● **Document extract**:
◆ ◆ ◆ ◆ ◆ ◆ ◆
HC Deb 28 July 1998 vol 317 cc263-7

Lords amendment: No. 8, in page 8, line 36, leave out ("subsection") and insert ("subsections (8) and")

9.30 pm
Mr. Ian McCartney

I beg to move, That this House does agree with the Lords in the said amendment.

This is a technical amendment made on Third Reading in the other place to complete and improve the Bill. It came to our attention only at that late stage, for which I apologise, but such things are inevitable on occasion.

The amendment affects clause 11(1)(a), which provides a justified ground for complaint about access to records if the employer has failed to produce some or all of the relevant records in accordance with subsection (9) of section 10 above". Clause 10(9) sets deadlines for the time within which records must be produced. Failure by the employer to meet the requirement therefore provides ground for complaint.

Counsel has noted that subsection (8) is also a requirement-setting provision, stipulating the place where records must be produced. However, failure to produce records at one of the places specified is not currently included in clause 11(1)(a). The reference there is only to subsection (9), not also to subsection (8). In other words, there is an omission because the Bill creates two requirements but provides a remedy against only one of them.
◆ ◆ ◆ ◆ ◆ ◆ ◆
● **Exercise requirements**: Proceed with the House of Commons debate on Lords amendment No. 8 above, continuing it from its final sentence.
◆ ◆ ◆ ◆ ◆ ◆ ◆
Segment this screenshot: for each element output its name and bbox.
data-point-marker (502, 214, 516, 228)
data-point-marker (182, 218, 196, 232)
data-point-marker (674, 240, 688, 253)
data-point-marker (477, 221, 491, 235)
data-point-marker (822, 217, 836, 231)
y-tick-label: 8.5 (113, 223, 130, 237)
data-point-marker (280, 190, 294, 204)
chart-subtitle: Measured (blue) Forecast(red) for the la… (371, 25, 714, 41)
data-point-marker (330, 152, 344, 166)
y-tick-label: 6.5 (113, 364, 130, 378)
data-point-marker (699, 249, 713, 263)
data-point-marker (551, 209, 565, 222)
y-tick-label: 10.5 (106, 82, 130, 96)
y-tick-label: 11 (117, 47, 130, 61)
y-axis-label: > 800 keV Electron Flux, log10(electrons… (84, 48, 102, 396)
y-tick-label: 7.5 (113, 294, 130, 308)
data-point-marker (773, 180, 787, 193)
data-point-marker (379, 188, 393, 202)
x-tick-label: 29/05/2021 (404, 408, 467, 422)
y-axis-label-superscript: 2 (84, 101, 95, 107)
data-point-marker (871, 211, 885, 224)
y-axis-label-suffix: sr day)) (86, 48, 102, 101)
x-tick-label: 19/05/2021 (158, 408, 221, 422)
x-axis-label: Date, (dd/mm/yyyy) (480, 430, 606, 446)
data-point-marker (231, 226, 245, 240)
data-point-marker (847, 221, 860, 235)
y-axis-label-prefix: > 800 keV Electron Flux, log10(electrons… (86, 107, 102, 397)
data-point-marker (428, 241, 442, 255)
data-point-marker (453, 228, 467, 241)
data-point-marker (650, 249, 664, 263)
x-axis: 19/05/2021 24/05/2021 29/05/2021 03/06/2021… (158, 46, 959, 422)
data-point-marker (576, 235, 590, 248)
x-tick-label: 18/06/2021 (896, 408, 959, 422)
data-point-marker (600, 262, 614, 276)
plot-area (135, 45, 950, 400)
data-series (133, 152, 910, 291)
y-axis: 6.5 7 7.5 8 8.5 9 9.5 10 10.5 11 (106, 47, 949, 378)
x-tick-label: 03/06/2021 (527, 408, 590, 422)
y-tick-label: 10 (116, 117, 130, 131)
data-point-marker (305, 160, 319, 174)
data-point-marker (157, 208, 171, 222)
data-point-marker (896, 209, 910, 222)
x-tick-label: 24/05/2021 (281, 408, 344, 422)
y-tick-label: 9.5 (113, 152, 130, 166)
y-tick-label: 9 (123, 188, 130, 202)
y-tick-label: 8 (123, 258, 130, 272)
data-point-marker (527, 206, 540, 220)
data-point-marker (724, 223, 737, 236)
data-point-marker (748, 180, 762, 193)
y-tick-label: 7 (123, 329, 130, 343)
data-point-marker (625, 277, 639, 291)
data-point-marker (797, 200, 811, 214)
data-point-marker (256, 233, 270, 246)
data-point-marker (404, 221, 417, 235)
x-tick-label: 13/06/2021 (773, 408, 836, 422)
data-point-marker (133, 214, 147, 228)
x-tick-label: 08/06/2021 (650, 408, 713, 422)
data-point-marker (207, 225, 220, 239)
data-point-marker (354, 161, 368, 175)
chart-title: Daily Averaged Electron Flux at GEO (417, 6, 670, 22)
◆ ◆ ◆ ◆ ◆ ◆ ◆
● **Written response**:
The amendment therefore adds a reference to clause 10(8); and I ask the House to support it.

Mr. Boswell

I read with some interest the debates in the other place on the keeping of records. In the spirit of the Minister's conciliatory remarks a moment ago, we recognise that he wishes to consult on the details and that there will be proper consultation on the record requirements themselves. We welcome that and hope that industry and, if necessary, hon. Members will participate in it.

One other point before I come to the specific amendment is a touch more critical, but we recognise the pressures under which Ministers and officials are working at this time of year. In preparing for today's debate, I noted a number of references in the other place to correspondence with my noble Friend Baroness Miller on certain technical aspects. That correspondence has not been vouchsafed to Conservative Members or to me, and I should be grateful if it were in due course.

Mr. McCartney

I offer my apologies to both the hon. Gentleman and the hon. Member for Eastleigh (Mr. Chidgey). I have always had a process of maintaining correspondence and meetings. It is an oversight, and I take responsibility for it. I shall ensure that copies of the correspondence are sent to the hon. Gentleman and that I respond to any additional item that he raises this evening to which I do not have an immediate answer.

Mr. Boswell

I readily respond with thanks to the Minister of State because he is, as ever in these matters, most generous and helpful.

We are dealing with the production of records and I have the impression that, even if the Minister does not have the style, he would rather like to join me in playing around at being an amateur lawyer. He explained the draftsman's thought process extremely eloquently. However, we should pause for a moment to ask whether there really is a failure to deliver the records at a particular place. The records must exist, unless they have been wilfully destroyed. The offence arises from the inability to deliver within a particular time the records to the worker who has requested them.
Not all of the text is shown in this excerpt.